YOUR TASK => Leaving out every picture, quote the data below exactly as it appears.
>> begin
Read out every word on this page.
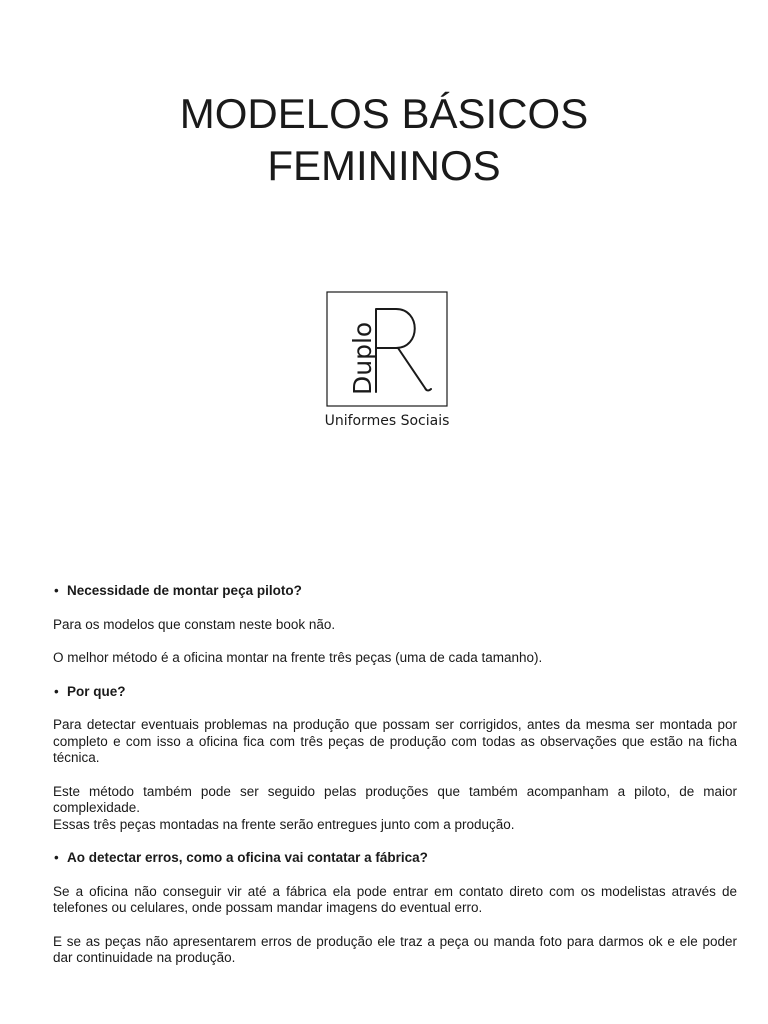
MODELOS BÁSICOS
FEMININOS
Duplo
Uniformes Sociais
• Necessidade de montar peça piloto?

Para os modelos que constam neste book não.

O melhor método é a oficina montar na frente três peças (uma de cada tamanho).

• Por que?

Para detectar eventuais problemas na produção que possam ser corrigidos, antes da mesma ser montada por completo e com isso a oficina fica com três peças de produção com todas as observações que estão na ficha técnica.

Este método também pode ser seguido pelas produções que também acompanham a piloto, de maior complexidade.

Essas três peças montadas na frente serão entregues junto com a produção.

• Ao detectar erros, como a oficina vai contatar a fábrica?

Se a oficina não conseguir vir até a fábrica ela pode entrar em contato direto com os modelistas através de telefones ou celulares, onde possam mandar imagens do eventual erro.

E se as peças não apresentarem erros de produção ele traz a peça ou manda foto para darmos ok e ele poder dar continuidade na produção.
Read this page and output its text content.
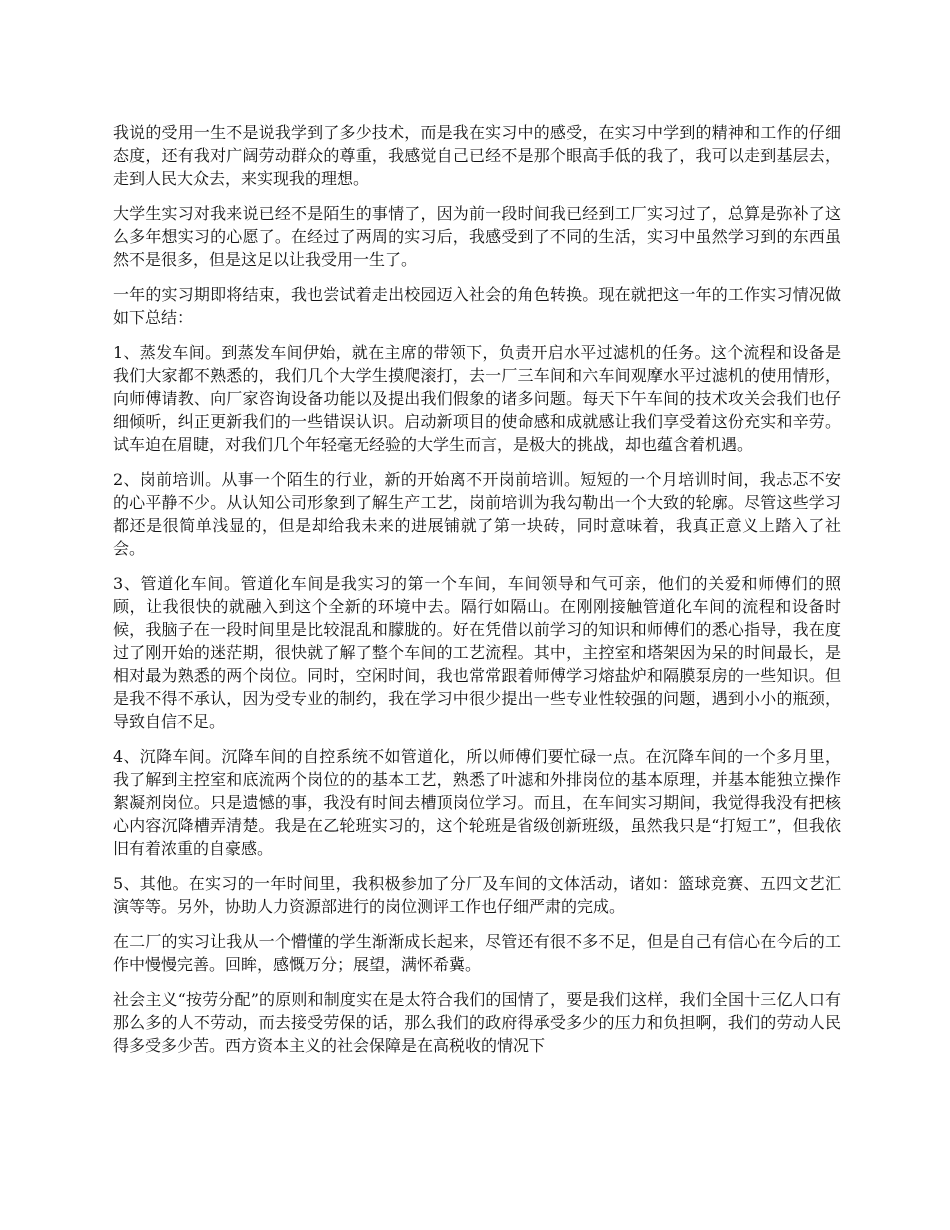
我说的受用一生不是说我学到了多少技术，而是我在实习中的感受，在实习中学到的精神和工作的仔细态度，还有我对广阔劳动群众的尊重，我感觉自己已经不是那个眼高手低的我了，我可以走到基层去，走到人民大众去，来实现我的理想。

大学生实习对我来说已经不是陌生的事情了，因为前一段时间我已经到工厂实习过了，总算是弥补了这么多年想实习的心愿了。在经过了两周的实习后，我感受到了不同的生活，实习中虽然学习到的东西虽然不是很多，但是这足以让我受用一生了。

一年的实习期即将结束，我也尝试着走出校园迈入社会的角色转换。现在就把这一年的工作实习情况做如下总结：

1、蒸发车间。到蒸发车间伊始，就在主席的带领下，负责开启水平过滤机的任务。这个流程和设备是我们大家都不熟悉的，我们几个大学生摸爬滚打，去一厂三车间和六车间观摩水平过滤机的使用情形，向师傅请教、向厂家咨询设备功能以及提出我们假象的诸多问题。每天下午车间的技术攻关会我们也仔细倾听，纠正更新我们的一些错误认识。启动新项目的使命感和成就感让我们享受着这份充实和辛劳。试车迫在眉睫，对我们几个年轻毫无经验的大学生而言，是极大的挑战，却也蕴含着机遇。

2、岗前培训。从事一个陌生的行业，新的开始离不开岗前培训。短短的一个月培训时间，我忐忑不安的心平静不少。从认知公司形象到了解生产工艺，岗前培训为我勾勒出一个大致的轮廓。尽管这些学习都还是很简单浅显的，但是却给我未来的进展铺就了第一块砖，同时意味着，我真正意义上踏入了社会。

3、管道化车间。管道化车间是我实习的第一个车间，车间领导和气可亲，他们的关爱和师傅们的照顾，让我很快的就融入到这个全新的环境中去。隔行如隔山。在刚刚接触管道化车间的流程和设备时候，我脑子在一段时间里是比较混乱和朦胧的。好在凭借以前学习的知识和师傅们的悉心指导，我在度过了刚开始的迷茫期，很快就了解了整个车间的工艺流程。其中，主控室和塔架因为呆的时间最长，是相对最为熟悉的两个岗位。同时，空闲时间，我也常常跟着师傅学习熔盐炉和隔膜泵房的一些知识。但是我不得不承认，因为受专业的制约，我在学习中很少提出一些专业性较强的问题，遇到小小的瓶颈，导致自信不足。

4、沉降车间。沉降车间的自控系统不如管道化，所以师傅们要忙碌一点。在沉降车间的一个多月里，我了解到主控室和底流两个岗位的的基本工艺，熟悉了叶滤和外排岗位的基本原理，并基本能独立操作絮凝剂岗位。只是遗憾的事，我没有时间去槽顶岗位学习。而且，在车间实习期间，我觉得我没有把核心内容沉降槽弄清楚。我是在乙轮班实习的，这个轮班是省级创新班级，虽然我只是“打短工”，但我依旧有着浓重的自豪感。

5、其他。在实习的一年时间里，我积极参加了分厂及车间的文体活动，诸如：篮球竞赛、五四文艺汇演等等。另外，协助人力资源部进行的岗位测评工作也仔细严肃的完成。

在二厂的实习让我从一个懵懂的学生渐渐成长起来，尽管还有很不多不足，但是自己有信心在今后的工作中慢慢完善。回眸，感慨万分；展望，满怀希冀。

社会主义“按劳分配”的原则和制度实在是太符合我们的国情了，要是我们这样，我们全国十三亿人口有那么多的人不劳动，而去接受劳保的话，那么我们的政府得承受多少的压力和负担啊，我们的劳动人民得多受多少苦。西方资本主义的社会保障是在高税收的情况下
>> end
RESPONSE TO THE TASK =>
Read out every word on this page.
MODELOS BÁSICOS
FEMININOS
Duplo
Uniformes Sociais
• Necessidade de montar peça piloto?

Para os modelos que constam neste book não.

O melhor método é a oficina montar na frente três peças (uma de cada tamanho).

• Por que?

Para detectar eventuais problemas na produção que possam ser corrigidos, antes da mesma ser montada por completo e com isso a oficina fica com três peças de produção com todas as observações que estão na ficha técnica.

Este método também pode ser seguido pelas produções que também acompanham a piloto, de maior complexidade.

Essas três peças montadas na frente serão entregues junto com a produção.

• Ao detectar erros, como a oficina vai contatar a fábrica?

Se a oficina não conseguir vir até a fábrica ela pode entrar em contato direto com os modelistas através de telefones ou celulares, onde possam mandar imagens do eventual erro.

E se as peças não apresentarem erros de produção ele traz a peça ou manda foto para darmos ok e ele poder dar continuidade na produção.
Read this page and output its text content.
我说的受用一生不是说我学到了多少技术，而是我在实习中的感受，在实习中学到的精神和工作的仔细态度，还有我对广阔劳动群众的尊重，我感觉自己已经不是那个眼高手低的我了，我可以走到基层去，走到人民大众去，来实现我的理想。

大学生实习对我来说已经不是陌生的事情了，因为前一段时间我已经到工厂实习过了，总算是弥补了这么多年想实习的心愿了。在经过了两周的实习后，我感受到了不同的生活，实习中虽然学习到的东西虽然不是很多，但是这足以让我受用一生了。

一年的实习期即将结束，我也尝试着走出校园迈入社会的角色转换。现在就把这一年的工作实习情况做如下总结：

1、蒸发车间。到蒸发车间伊始，就在主席的带领下，负责开启水平过滤机的任务。这个流程和设备是我们大家都不熟悉的，我们几个大学生摸爬滚打，去一厂三车间和六车间观摩水平过滤机的使用情形，向师傅请教、向厂家咨询设备功能以及提出我们假象的诸多问题。每天下午车间的技术攻关会我们也仔细倾听，纠正更新我们的一些错误认识。启动新项目的使命感和成就感让我们享受着这份充实和辛劳。试车迫在眉睫，对我们几个年轻毫无经验的大学生而言，是极大的挑战，却也蕴含着机遇。

2、岗前培训。从事一个陌生的行业，新的开始离不开岗前培训。短短的一个月培训时间，我忐忑不安的心平静不少。从认知公司形象到了解生产工艺，岗前培训为我勾勒出一个大致的轮廓。尽管这些学习都还是很简单浅显的，但是却给我未来的进展铺就了第一块砖，同时意味着，我真正意义上踏入了社会。

3、管道化车间。管道化车间是我实习的第一个车间，车间领导和气可亲，他们的关爱和师傅们的照顾，让我很快的就融入到这个全新的环境中去。隔行如隔山。在刚刚接触管道化车间的流程和设备时候，我脑子在一段时间里是比较混乱和朦胧的。好在凭借以前学习的知识和师傅们的悉心指导，我在度过了刚开始的迷茫期，很快就了解了整个车间的工艺流程。其中，主控室和塔架因为呆的时间最长，是相对最为熟悉的两个岗位。同时，空闲时间，我也常常跟着师傅学习熔盐炉和隔膜泵房的一些知识。但是我不得不承认，因为受专业的制约，我在学习中很少提出一些专业性较强的问题，遇到小小的瓶颈，导致自信不足。

4、沉降车间。沉降车间的自控系统不如管道化，所以师傅们要忙碌一点。在沉降车间的一个多月里，我了解到主控室和底流两个岗位的的基本工艺，熟悉了叶滤和外排岗位的基本原理，并基本能独立操作絮凝剂岗位。只是遗憾的事，我没有时间去槽顶岗位学习。而且，在车间实习期间，我觉得我没有把核心内容沉降槽弄清楚。我是在乙轮班实习的，这个轮班是省级创新班级，虽然我只是“打短工”，但我依旧有着浓重的自豪感。

5、其他。在实习的一年时间里，我积极参加了分厂及车间的文体活动，诸如：篮球竞赛、五四文艺汇演等等。另外，协助人力资源部进行的岗位测评工作也仔细严肃的完成。

在二厂的实习让我从一个懵懂的学生渐渐成长起来，尽管还有很不多不足，但是自己有信心在今后的工作中慢慢完善。回眸，感慨万分；展望，满怀希冀。

社会主义“按劳分配”的原则和制度实在是太符合我们的国情了，要是我们这样，我们全国十三亿人口有那么多的人不劳动，而去接受劳保的话，那么我们的政府得承受多少的压力和负担啊，我们的劳动人民得多受多少苦。西方资本主义的社会保障是在高税收的情况下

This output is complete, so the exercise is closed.